### What is being asked
Return all lines in the material below that contain "Location".

[Data entries]
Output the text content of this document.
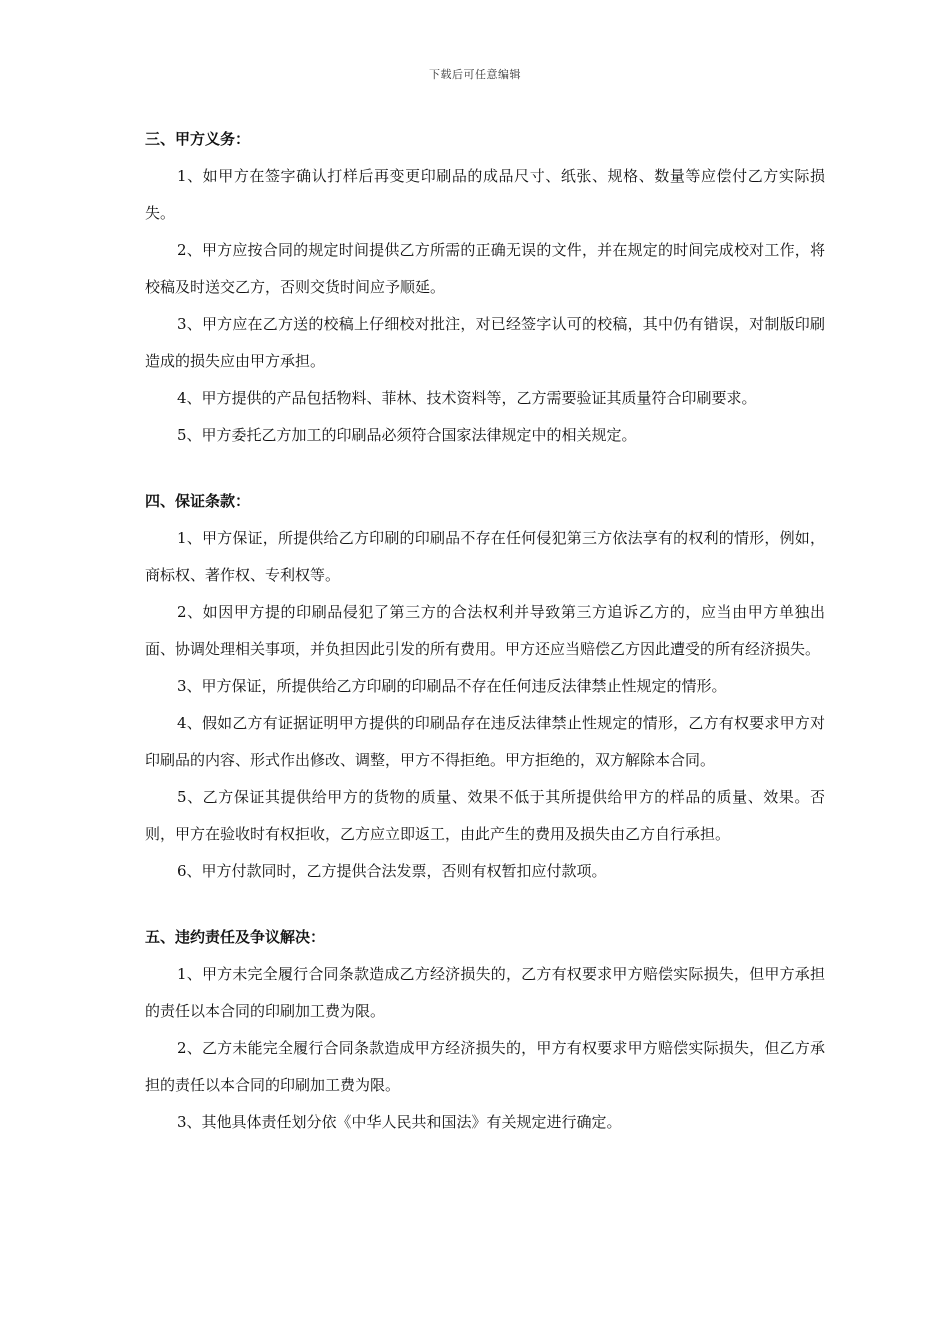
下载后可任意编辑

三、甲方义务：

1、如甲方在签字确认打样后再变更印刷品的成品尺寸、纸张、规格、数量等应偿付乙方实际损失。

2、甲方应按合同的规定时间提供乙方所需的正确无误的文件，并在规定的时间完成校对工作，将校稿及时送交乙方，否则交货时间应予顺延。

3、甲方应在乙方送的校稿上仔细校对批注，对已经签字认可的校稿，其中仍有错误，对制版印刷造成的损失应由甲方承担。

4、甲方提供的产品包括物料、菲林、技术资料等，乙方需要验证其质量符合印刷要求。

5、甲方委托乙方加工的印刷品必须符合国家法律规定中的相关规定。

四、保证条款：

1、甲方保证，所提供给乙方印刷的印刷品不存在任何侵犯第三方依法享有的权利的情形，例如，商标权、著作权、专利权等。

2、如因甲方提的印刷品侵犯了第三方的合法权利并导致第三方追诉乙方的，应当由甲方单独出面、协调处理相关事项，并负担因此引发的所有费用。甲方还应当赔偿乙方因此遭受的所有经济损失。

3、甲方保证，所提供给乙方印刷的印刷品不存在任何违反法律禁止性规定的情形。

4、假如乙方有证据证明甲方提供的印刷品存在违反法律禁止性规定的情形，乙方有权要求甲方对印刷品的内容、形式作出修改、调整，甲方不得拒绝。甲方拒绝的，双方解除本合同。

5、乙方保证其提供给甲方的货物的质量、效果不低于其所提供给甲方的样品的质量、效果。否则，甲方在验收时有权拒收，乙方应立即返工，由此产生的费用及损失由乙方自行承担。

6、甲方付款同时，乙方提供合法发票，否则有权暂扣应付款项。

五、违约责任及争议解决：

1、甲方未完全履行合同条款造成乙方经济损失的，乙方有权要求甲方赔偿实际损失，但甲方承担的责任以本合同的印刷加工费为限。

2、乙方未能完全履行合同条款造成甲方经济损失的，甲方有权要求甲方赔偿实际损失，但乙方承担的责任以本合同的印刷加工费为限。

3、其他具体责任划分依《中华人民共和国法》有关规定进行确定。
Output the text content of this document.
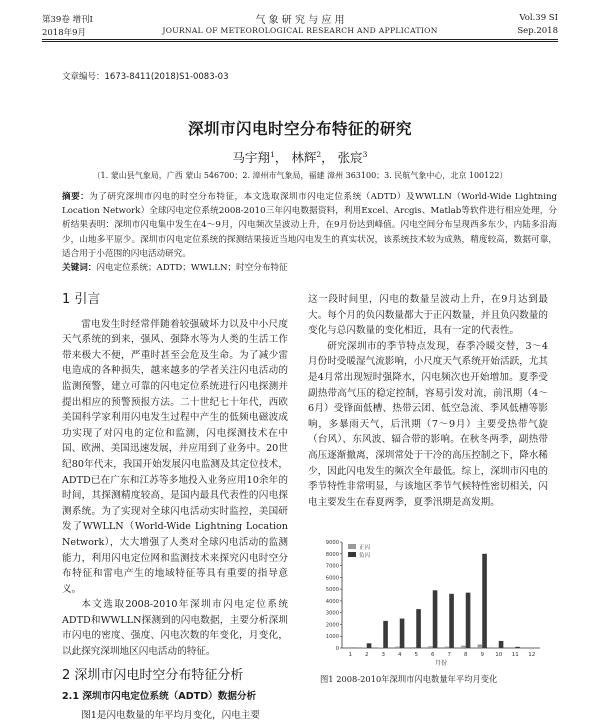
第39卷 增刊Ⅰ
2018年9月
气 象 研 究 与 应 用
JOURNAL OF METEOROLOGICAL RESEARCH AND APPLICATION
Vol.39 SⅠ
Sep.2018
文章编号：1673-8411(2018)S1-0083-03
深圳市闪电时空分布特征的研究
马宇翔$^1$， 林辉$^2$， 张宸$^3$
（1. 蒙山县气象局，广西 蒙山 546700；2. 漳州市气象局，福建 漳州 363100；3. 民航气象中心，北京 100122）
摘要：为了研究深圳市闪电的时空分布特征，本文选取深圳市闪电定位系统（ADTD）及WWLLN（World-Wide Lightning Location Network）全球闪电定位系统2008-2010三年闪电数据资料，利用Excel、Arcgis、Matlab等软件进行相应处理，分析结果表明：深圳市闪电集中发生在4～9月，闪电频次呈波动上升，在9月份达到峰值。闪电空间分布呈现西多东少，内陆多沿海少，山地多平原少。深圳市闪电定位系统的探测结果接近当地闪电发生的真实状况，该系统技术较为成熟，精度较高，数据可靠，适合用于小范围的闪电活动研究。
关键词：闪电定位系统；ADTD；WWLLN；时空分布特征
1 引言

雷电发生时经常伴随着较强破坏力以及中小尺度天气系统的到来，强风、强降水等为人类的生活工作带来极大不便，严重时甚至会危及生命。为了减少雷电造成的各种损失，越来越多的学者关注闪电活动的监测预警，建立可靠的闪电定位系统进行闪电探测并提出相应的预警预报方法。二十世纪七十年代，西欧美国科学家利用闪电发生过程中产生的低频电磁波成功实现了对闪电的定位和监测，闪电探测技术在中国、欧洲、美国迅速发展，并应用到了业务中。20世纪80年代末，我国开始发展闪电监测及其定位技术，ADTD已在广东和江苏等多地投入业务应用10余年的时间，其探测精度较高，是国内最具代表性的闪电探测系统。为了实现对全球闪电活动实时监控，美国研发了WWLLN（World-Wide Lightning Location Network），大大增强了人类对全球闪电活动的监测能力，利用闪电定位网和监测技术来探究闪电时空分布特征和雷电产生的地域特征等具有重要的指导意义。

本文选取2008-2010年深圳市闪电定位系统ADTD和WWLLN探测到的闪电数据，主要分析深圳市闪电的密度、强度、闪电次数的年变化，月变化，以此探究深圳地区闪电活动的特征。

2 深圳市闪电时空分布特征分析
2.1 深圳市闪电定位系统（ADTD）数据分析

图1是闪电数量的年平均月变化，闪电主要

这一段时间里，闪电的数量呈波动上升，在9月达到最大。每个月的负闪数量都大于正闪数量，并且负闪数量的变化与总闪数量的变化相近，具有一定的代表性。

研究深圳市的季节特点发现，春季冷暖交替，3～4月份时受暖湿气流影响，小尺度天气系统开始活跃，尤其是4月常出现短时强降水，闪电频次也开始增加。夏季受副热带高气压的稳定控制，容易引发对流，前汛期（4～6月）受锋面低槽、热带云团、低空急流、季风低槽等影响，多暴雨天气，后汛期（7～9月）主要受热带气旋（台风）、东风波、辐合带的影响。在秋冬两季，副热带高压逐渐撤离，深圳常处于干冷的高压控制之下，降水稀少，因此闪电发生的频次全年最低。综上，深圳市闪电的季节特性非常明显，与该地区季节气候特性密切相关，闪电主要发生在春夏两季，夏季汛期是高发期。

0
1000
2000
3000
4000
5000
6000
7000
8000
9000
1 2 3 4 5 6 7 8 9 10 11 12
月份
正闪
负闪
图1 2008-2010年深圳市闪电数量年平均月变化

### Result for this exercise
摘要：为了研究深圳市闪电的时空分布特征，本文选取深圳市闪电定位系统（ADTD）及WWLLN（World-Wide Lightning Location Network）全球闪电定位系统2008-2010三年闪电数据资料，利用Excel、Arcgis、Matlab等软件进行相应处理，分析结果表明：深圳市闪电集中发生在4～9月，闪电频次呈波动上升，在9月份达到峰值。闪电空间分布呈现西多东少，内陆多沿海少，山地多平原少。深圳市闪电定位系统的探测结果接近当地闪电发生的真实状况，该系统技术较为成熟，精度较高，数据可靠，适合用于小范围的闪电活动研究。
雷电发生时经常伴随着较强破坏力以及中小尺度天气系统的到来，强风、强降水等为人类的生活工作带来极大不便，严重时甚至会危及生命。为了减少雷电造成的各种损失，越来越多的学者关注闪电活动的监测预警，建立可靠的闪电定位系统进行闪电探测并提出相应的预警预报方法。二十世纪七十年代，西欧美国科学家利用闪电发生过程中产生的低频电磁波成功实现了对闪电的定位和监测，闪电探测技术在中国、欧洲、美国迅速发展，并应用到了业务中。20世纪80年代末，我国开始发展闪电监测及其定位技术，ADTD已在广东和江苏等多地投入业务应用10余年的时间，其探测精度较高，是国内最具代表性的闪电探测系统。为了实现对全球闪电活动实时监控，美国研发了WWLLN（World-Wide Lightning Location Network），大大增强了人类对全球闪电活动的监测能力，利用闪电定位网和监测技术来探究闪电时空分布特征和雷电产生的地域特征等具有重要的指导意义。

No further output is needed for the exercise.